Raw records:
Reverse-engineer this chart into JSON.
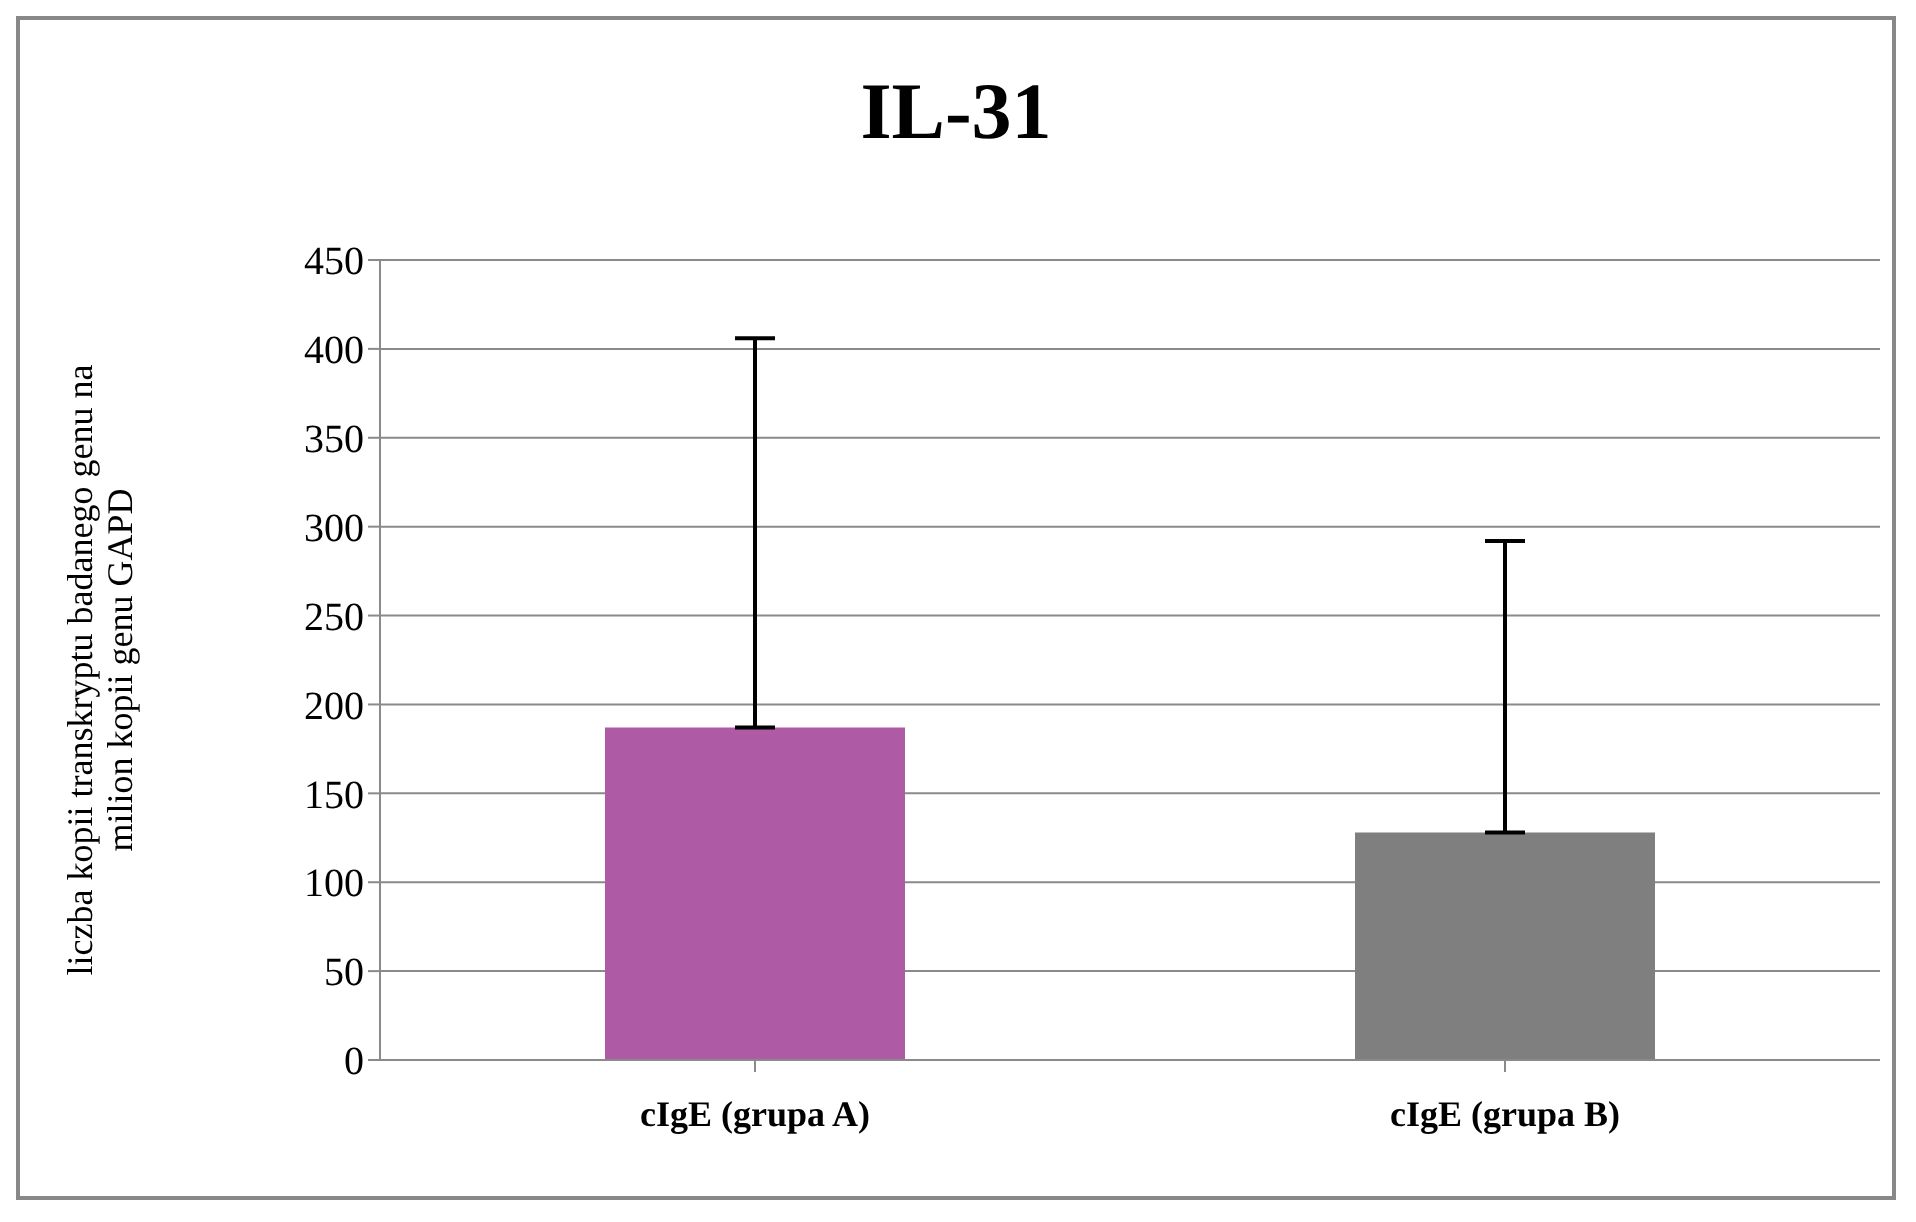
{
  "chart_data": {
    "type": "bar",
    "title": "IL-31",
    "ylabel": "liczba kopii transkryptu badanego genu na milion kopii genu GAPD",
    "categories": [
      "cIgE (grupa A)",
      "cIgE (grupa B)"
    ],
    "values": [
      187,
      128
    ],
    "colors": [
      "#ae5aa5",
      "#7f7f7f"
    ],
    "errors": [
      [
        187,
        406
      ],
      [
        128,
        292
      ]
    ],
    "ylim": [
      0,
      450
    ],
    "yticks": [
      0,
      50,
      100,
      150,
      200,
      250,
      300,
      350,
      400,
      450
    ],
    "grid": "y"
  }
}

## Problem details
Repeat all of the records verbatim, leaving out the pictures.

## Written answer
Reverse-engineer this chart into JSON.
{
  "chart_data": {
    "type": "bar",
    "title": "IL-31",
    "ylabel": "liczba kopii transkryptu badanego genu na milion kopii genu GAPD",
    "categories": [
      "cIgE (grupa A)",
      "cIgE (grupa B)"
    ],
    "values": [
      187,
      128
    ],
    "colors": [
      "#ae5aa5",
      "#7f7f7f"
    ],
    "errors": [
      [
        187,
        406
      ],
      [
        128,
        292
      ]
    ],
    "ylim": [
      0,
      450
    ],
    "yticks": [
      0,
      50,
      100,
      150,
      200,
      250,
      300,
      350,
      400,
      450
    ],
    "grid": "y"
  }
}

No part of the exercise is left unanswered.